What is being asked: Could you write out the records below exactly as they appear, leaving out any pictures?

Provided records:
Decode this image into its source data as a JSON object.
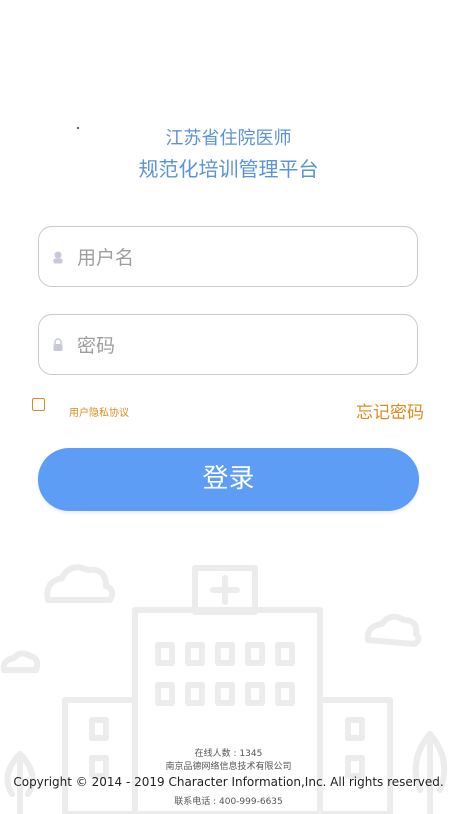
{
  "title": {
    "line1": "江苏省住院医师",
    "line2": "规范化培训管理平台"
  },
  "login_form": {
    "username": {
      "placeholder": "用户名",
      "value": "",
      "icon": "user-icon"
    },
    "password": {
      "placeholder": "密码",
      "value": "",
      "icon": "lock-icon"
    },
    "privacy_label": "用户隐私协议",
    "privacy_checked": false,
    "forgot_label": "忘记密码",
    "login_label": "登录"
  },
  "footer": {
    "online_count": "在线人数 : 1345",
    "company": "南京品德网络信息技术有限公司",
    "copyright": "Copyright © 2014 - 2019 Character Information,Inc. All rights reserved.",
    "phone": "联系电话 : 400-999-6635"
  },
  "colors": {
    "title_blue": "#5b93d8",
    "button_blue": "#5e9df5",
    "accent_orange": "#e08a1e",
    "field_border": "#c9c9c9",
    "illustration_gray": "#eeeeee"
  }
}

The output:
Decode this image into its source data as a JSON object.
{
  "title": {
    "line1": "江苏省住院医师",
    "line2": "规范化培训管理平台"
  },
  "login_form": {
    "username": {
      "placeholder": "用户名",
      "value": "",
      "icon": "user-icon"
    },
    "password": {
      "placeholder": "密码",
      "value": "",
      "icon": "lock-icon"
    },
    "privacy_label": "用户隐私协议",
    "privacy_checked": false,
    "forgot_label": "忘记密码",
    "login_label": "登录"
  },
  "footer": {
    "online_count": "在线人数 : 1345",
    "company": "南京品德网络信息技术有限公司",
    "copyright": "Copyright © 2014 - 2019 Character Information,Inc. All rights reserved.",
    "phone": "联系电话 : 400-999-6635"
  },
  "colors": {
    "title_blue": "#5b93d8",
    "button_blue": "#5e9df5",
    "accent_orange": "#e08a1e",
    "field_border": "#c9c9c9",
    "illustration_gray": "#eeeeee"
  }
}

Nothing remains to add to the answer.